* **TASK OBJECTIVE**
Below is a block of records: output all of them exactly and leave out the pictures.

Extracts from a graphics dataset
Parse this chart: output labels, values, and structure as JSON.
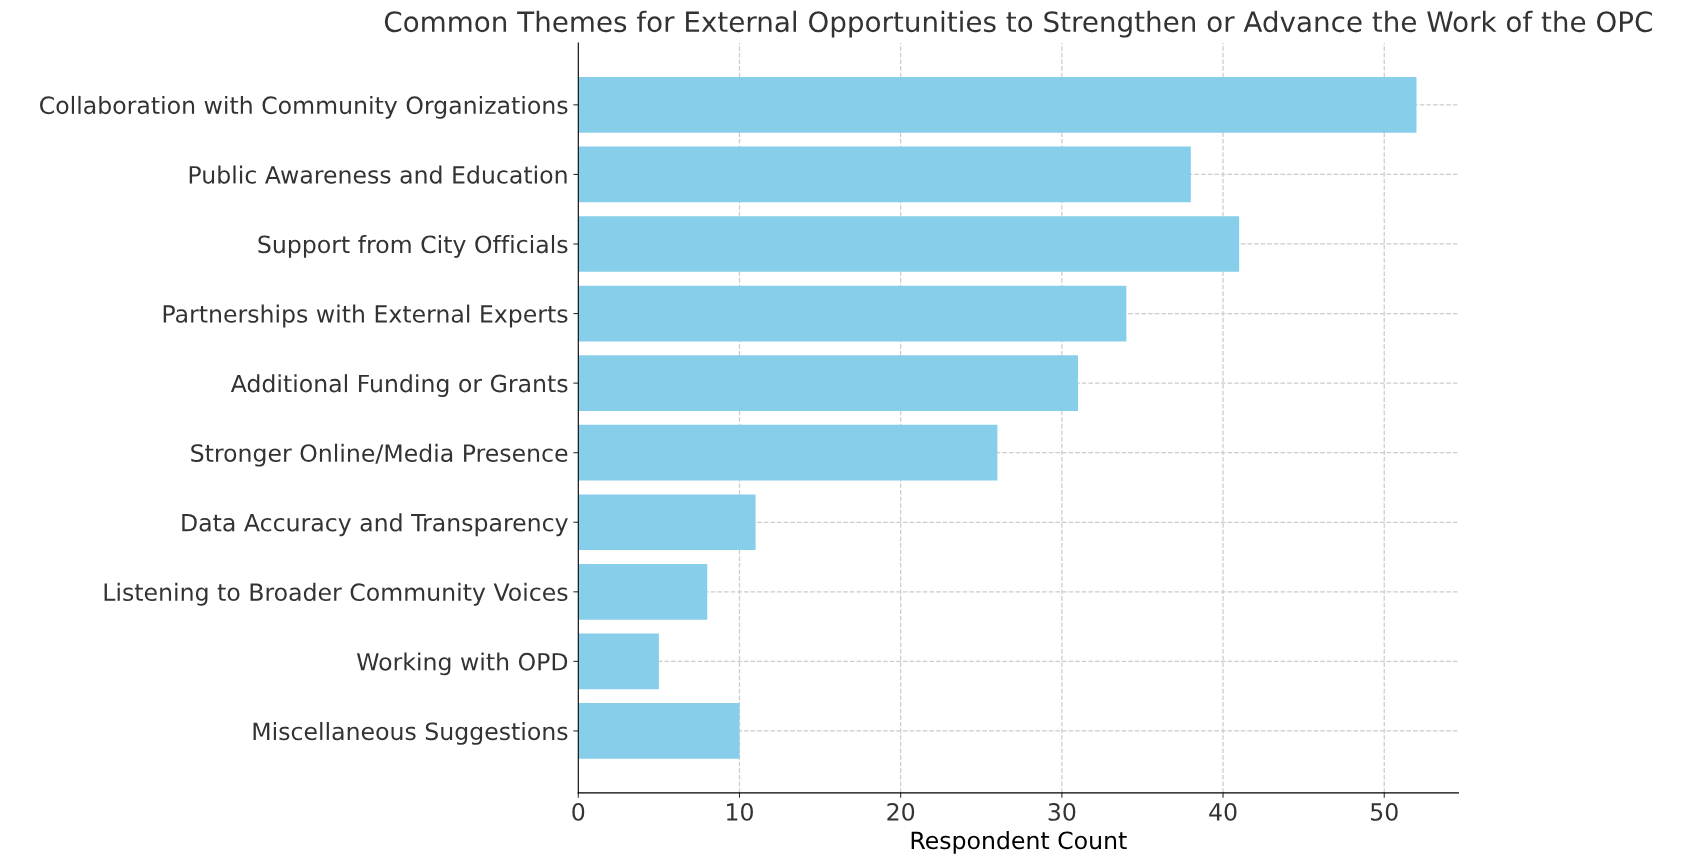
{
  "chart_data": {
    "type": "bar",
    "orientation": "horizontal",
    "title": "Common Themes for External Opportunities to Strengthen or Advance the Work of the OPC",
    "xlabel": "Respondent Count",
    "categories": [
      "Collaboration with Community Organizations",
      "Public Awareness and Education",
      "Support from City Officials",
      "Partnerships with External Experts",
      "Additional Funding or Grants",
      "Stronger Online/Media Presence",
      "Data Accuracy and Transparency",
      "Listening to Broader Community Voices",
      "Working with OPD",
      "Miscellaneous Suggestions"
    ],
    "values": [
      52,
      38,
      41,
      34,
      31,
      26,
      11,
      8,
      5,
      10
    ],
    "color": "#87ceeb",
    "xlim": [
      0,
      54.6
    ],
    "xticks": [
      0,
      10,
      20,
      30,
      40,
      50
    ],
    "grid": true,
    "line_style": "dashed"
  }
}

* **THE RESULT**
Parse this chart: output labels, values, and structure as JSON.
{
  "chart_data": {
    "type": "bar",
    "orientation": "horizontal",
    "title": "Common Themes for External Opportunities to Strengthen or Advance the Work of the OPC",
    "xlabel": "Respondent Count",
    "categories": [
      "Collaboration with Community Organizations",
      "Public Awareness and Education",
      "Support from City Officials",
      "Partnerships with External Experts",
      "Additional Funding or Grants",
      "Stronger Online/Media Presence",
      "Data Accuracy and Transparency",
      "Listening to Broader Community Voices",
      "Working with OPD",
      "Miscellaneous Suggestions"
    ],
    "values": [
      52,
      38,
      41,
      34,
      31,
      26,
      11,
      8,
      5,
      10
    ],
    "color": "#87ceeb",
    "xlim": [
      0,
      54.6
    ],
    "xticks": [
      0,
      10,
      20,
      30,
      40,
      50
    ],
    "grid": true,
    "line_style": "dashed"
  }
}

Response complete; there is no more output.